Supplied data
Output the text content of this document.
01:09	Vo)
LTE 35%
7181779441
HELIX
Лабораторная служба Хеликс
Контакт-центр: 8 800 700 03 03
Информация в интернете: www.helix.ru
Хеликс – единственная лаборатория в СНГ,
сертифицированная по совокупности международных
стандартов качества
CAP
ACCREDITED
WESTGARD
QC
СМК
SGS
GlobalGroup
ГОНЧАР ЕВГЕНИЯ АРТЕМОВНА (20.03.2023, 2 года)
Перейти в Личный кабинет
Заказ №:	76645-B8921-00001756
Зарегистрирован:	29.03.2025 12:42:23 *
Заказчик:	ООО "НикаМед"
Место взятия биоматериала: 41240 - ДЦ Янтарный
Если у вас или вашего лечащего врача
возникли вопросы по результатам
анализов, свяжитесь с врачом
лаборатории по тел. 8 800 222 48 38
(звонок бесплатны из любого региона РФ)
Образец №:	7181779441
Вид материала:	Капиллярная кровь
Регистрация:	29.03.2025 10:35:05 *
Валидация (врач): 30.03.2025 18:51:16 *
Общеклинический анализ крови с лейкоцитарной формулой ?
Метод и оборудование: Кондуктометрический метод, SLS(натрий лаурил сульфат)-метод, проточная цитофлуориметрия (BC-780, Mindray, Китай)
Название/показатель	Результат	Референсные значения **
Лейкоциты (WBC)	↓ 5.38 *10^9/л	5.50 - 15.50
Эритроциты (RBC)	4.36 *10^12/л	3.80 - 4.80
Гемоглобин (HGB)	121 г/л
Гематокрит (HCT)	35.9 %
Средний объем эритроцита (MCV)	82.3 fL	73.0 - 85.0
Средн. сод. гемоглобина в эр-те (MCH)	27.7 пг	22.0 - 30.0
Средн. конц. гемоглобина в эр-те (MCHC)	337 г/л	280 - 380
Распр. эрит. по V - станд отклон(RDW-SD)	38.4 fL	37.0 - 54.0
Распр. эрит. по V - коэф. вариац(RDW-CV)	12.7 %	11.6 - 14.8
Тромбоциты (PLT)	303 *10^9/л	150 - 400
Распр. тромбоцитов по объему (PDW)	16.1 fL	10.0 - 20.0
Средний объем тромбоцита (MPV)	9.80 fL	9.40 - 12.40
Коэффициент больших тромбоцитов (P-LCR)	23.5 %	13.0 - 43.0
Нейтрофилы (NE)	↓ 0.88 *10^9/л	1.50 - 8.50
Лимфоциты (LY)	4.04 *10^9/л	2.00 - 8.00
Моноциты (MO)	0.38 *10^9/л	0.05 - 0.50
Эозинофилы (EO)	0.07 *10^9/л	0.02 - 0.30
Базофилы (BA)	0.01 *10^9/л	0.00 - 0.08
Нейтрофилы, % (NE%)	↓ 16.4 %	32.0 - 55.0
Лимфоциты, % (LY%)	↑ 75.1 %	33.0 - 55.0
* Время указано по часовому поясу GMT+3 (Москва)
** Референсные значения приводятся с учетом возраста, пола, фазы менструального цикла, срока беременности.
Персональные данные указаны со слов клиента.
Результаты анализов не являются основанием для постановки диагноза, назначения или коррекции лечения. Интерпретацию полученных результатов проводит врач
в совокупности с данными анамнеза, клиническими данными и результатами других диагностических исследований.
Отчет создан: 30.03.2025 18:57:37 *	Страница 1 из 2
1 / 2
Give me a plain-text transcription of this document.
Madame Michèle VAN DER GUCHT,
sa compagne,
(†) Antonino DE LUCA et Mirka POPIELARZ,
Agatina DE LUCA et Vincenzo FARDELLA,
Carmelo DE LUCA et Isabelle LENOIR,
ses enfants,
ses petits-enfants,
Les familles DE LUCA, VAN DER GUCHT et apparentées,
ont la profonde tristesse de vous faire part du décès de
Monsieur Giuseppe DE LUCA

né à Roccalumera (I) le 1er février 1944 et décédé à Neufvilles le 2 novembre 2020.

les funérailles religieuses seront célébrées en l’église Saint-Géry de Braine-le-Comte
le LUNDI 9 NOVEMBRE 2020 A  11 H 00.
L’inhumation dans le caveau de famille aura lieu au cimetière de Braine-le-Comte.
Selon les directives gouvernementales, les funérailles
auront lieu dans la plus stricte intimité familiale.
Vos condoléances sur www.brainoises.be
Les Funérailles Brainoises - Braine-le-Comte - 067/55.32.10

Written exercise
In the entries above, find every line with the word "Comte" and list it.

Right answer
les funérailles religieuses seront célébrées en l’église Saint-Géry de Braine-le-Comte
L’inhumation dans le caveau de famille aura lieu au cimetière de Braine-le-Comte.
Les Funérailles Brainoises - Braine-le-Comte - 067/55.32.10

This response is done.